◆ THE TASK:
Select the lines below containing the word "Papertrans".

◆ DATA FOR THE TASK:
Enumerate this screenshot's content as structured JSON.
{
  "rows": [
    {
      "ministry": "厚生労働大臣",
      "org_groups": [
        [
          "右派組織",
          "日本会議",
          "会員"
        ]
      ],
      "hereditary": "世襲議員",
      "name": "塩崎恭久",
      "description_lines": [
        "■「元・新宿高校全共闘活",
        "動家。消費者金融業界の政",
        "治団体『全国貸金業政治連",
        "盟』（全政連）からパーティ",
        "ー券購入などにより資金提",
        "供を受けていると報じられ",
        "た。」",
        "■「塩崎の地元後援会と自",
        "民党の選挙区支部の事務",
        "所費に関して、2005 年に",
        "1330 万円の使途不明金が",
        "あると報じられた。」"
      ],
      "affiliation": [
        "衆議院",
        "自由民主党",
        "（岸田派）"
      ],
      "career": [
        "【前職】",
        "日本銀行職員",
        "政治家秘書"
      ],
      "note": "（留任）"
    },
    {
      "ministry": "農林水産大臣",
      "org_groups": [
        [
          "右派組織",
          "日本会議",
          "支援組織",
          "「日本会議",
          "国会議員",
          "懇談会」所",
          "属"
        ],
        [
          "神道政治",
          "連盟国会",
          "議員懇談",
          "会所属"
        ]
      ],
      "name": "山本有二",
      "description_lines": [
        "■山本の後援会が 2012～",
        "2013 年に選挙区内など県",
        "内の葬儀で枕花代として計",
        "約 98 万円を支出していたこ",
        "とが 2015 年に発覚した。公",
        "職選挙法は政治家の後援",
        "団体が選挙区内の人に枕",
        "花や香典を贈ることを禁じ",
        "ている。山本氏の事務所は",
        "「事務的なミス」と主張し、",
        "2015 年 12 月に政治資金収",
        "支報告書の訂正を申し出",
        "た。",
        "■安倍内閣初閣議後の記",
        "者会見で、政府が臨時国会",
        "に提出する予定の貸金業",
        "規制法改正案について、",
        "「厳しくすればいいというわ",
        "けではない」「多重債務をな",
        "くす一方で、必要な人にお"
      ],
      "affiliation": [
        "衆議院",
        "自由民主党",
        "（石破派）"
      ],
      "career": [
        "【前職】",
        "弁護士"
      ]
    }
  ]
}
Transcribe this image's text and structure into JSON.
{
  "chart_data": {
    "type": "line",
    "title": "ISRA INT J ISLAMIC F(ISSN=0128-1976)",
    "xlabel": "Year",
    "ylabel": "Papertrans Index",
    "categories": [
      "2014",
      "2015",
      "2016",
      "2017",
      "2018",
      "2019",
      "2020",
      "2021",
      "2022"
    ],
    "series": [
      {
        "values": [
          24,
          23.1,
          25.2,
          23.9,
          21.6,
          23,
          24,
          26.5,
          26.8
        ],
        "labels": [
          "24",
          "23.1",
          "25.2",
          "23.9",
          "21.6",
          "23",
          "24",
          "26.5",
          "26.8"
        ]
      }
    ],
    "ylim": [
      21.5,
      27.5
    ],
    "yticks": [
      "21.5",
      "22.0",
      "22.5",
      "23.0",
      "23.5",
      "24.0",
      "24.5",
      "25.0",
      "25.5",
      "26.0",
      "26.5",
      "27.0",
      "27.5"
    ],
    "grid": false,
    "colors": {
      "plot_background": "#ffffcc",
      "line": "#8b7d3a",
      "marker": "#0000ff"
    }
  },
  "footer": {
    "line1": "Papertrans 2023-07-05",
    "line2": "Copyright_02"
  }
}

◆ EXPECTED ANSWER:
    "ylabel": "Papertrans Index",
    "line1": "Papertrans 2023-07-05",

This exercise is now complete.